_Exercise objective_: Only the number is needed: how many lines contain the word "name"?

======== Input material ========

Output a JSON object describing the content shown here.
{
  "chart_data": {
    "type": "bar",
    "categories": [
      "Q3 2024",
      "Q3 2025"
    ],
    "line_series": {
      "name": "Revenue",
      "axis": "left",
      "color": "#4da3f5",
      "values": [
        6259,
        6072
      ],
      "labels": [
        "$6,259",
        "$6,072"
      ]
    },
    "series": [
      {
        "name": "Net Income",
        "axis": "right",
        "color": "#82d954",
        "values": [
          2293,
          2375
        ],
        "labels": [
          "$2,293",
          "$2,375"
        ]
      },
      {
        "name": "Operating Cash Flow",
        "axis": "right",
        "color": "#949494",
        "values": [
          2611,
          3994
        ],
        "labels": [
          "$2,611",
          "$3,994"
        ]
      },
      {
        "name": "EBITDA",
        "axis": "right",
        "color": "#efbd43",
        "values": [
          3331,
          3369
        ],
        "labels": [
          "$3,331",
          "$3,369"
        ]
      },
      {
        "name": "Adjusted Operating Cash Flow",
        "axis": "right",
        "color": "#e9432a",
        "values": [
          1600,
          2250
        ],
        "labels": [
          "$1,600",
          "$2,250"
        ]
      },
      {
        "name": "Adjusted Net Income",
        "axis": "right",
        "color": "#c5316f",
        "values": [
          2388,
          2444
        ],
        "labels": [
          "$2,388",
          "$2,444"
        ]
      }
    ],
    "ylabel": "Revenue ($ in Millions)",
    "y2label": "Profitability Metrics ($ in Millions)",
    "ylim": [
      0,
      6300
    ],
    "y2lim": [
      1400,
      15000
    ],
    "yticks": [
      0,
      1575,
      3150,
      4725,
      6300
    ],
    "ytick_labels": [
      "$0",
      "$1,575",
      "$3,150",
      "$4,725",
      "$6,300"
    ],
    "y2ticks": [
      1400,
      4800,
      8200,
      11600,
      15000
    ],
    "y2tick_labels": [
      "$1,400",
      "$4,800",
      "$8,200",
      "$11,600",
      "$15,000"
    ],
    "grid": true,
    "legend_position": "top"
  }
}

========

_Written answer_: 6